* **YOUR OBJECTIVE**
Copy out each line that includes the word "Information".
• • •
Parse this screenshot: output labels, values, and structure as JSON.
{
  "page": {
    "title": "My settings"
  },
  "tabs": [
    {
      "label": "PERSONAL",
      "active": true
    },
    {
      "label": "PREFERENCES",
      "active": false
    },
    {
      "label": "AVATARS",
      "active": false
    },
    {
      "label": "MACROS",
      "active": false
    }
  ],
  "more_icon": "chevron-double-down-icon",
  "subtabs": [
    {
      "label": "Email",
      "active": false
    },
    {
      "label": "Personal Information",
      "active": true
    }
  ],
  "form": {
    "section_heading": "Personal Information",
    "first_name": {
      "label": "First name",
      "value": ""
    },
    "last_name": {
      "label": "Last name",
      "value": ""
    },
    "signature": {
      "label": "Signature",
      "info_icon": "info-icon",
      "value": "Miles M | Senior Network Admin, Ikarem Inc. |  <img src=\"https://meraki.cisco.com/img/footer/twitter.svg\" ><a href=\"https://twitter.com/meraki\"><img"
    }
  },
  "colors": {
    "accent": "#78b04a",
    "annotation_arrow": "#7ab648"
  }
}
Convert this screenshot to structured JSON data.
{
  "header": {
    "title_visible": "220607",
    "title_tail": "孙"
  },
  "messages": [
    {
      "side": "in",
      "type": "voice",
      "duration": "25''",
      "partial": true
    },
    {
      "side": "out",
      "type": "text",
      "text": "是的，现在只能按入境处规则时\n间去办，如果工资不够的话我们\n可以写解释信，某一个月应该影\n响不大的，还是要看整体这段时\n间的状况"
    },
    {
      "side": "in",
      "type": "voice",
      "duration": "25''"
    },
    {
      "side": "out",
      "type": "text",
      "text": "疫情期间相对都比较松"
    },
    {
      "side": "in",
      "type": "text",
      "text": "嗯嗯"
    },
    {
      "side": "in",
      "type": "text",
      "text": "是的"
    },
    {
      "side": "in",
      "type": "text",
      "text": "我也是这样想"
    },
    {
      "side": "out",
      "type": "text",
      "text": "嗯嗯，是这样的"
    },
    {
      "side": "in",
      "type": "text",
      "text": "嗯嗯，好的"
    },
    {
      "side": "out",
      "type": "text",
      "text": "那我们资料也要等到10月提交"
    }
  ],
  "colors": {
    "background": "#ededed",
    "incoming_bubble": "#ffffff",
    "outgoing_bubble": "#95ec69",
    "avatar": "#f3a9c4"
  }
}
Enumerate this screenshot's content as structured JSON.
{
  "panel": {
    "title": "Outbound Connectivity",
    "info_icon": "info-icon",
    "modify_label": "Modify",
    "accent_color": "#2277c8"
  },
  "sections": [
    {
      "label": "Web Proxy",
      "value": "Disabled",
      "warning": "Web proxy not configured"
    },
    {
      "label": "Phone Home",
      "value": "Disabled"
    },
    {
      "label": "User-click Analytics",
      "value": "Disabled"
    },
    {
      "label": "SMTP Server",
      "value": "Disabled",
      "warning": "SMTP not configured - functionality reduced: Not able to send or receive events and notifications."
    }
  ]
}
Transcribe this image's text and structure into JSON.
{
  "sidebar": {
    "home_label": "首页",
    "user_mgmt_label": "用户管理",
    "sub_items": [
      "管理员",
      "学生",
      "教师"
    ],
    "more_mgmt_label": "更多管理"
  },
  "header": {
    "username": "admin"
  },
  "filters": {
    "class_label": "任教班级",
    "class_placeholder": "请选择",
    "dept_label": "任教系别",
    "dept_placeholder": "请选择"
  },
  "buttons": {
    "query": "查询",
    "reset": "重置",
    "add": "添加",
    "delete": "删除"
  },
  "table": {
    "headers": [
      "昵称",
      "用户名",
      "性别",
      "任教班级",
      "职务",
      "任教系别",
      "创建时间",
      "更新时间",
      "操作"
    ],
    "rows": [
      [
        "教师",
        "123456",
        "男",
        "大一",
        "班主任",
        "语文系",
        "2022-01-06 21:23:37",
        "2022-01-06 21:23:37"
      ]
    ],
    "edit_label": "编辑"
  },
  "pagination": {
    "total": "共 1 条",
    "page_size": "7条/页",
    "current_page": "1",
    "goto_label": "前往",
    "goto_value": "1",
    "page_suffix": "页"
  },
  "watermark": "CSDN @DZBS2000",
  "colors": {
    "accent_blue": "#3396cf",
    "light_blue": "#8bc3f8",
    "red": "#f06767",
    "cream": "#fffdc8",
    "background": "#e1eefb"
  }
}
• • •
* **WORKED ANSWER**
      "label": "Personal Information",
    "section_heading": "Personal Information",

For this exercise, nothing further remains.